THE REQUEST: The entries below should be output exactly as written.

MATERIAL SUPPLIED:
-=-=-

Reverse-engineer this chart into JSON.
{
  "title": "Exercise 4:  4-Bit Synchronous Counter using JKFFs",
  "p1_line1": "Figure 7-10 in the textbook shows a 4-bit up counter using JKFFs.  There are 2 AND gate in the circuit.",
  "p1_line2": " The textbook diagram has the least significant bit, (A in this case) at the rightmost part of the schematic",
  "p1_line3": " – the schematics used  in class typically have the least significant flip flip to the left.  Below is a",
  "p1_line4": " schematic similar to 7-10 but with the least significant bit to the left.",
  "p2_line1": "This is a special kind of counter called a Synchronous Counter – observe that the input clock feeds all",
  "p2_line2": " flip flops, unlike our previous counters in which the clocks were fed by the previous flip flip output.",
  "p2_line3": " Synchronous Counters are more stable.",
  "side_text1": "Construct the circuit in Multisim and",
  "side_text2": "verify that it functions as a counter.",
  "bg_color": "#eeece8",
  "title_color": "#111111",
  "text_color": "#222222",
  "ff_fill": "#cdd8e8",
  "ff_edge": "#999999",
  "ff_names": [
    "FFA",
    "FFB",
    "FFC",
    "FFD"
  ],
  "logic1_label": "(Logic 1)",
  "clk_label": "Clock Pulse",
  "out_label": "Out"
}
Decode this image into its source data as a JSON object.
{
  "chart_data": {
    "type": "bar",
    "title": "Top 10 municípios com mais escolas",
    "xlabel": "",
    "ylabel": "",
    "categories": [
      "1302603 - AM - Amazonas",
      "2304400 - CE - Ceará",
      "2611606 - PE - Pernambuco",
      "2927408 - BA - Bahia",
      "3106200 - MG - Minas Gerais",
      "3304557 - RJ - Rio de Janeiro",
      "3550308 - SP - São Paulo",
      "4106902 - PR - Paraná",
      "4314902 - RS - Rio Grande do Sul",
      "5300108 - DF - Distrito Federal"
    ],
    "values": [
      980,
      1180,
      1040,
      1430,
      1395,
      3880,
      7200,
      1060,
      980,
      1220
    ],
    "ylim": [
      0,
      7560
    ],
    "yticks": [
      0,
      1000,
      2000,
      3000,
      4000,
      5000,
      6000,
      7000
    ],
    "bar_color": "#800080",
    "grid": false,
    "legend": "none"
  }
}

-=-=-

RESULT FOR THIS EXERCISE:
Reverse-engineer this chart into JSON.
{
  "title": "Exercise 4:  4-Bit Synchronous Counter using JKFFs",
  "p1_line1": "Figure 7-10 in the textbook shows a 4-bit up counter using JKFFs.  There are 2 AND gate in the circuit.",
  "p1_line2": " The textbook diagram has the least significant bit, (A in this case) at the rightmost part of the schematic",
  "p1_line3": " – the schematics used  in class typically have the least significant flip flip to the left.  Below is a",
  "p1_line4": " schematic similar to 7-10 but with the least significant bit to the left.",
  "p2_line1": "This is a special kind of counter called a Synchronous Counter – observe that the input clock feeds all",
  "p2_line2": " flip flops, unlike our previous counters in which the clocks were fed by the previous flip flip output.",
  "p2_line3": " Synchronous Counters are more stable.",
  "side_text1": "Construct the circuit in Multisim and",
  "side_text2": "verify that it functions as a counter.",
  "bg_color": "#eeece8",
  "title_color": "#111111",
  "text_color": "#222222",
  "ff_fill": "#cdd8e8",
  "ff_edge": "#999999",
  "ff_names": [
    "FFA",
    "FFB",
    "FFC",
    "FFD"
  ],
  "logic1_label": "(Logic 1)",
  "clk_label": "Clock Pulse",
  "out_label": "Out"
}
Decode this image into its source data as a JSON object.
{
  "chart_data": {
    "type": "bar",
    "title": "Top 10 municípios com mais escolas",
    "xlabel": "",
    "ylabel": "",
    "categories": [
      "1302603 - AM - Amazonas",
      "2304400 - CE - Ceará",
      "2611606 - PE - Pernambuco",
      "2927408 - BA - Bahia",
      "3106200 - MG - Minas Gerais",
      "3304557 - RJ - Rio de Janeiro",
      "3550308 - SP - São Paulo",
      "4106902 - PR - Paraná",
      "4314902 - RS - Rio Grande do Sul",
      "5300108 - DF - Distrito Federal"
    ],
    "values": [
      980,
      1180,
      1040,
      1430,
      1395,
      3880,
      7200,
      1060,
      980,
      1220
    ],
    "ylim": [
      0,
      7560
    ],
    "yticks": [
      0,
      1000,
      2000,
      3000,
      4000,
      5000,
      6000,
      7000
    ],
    "bar_color": "#800080",
    "grid": false,
    "legend": "none"
  }
}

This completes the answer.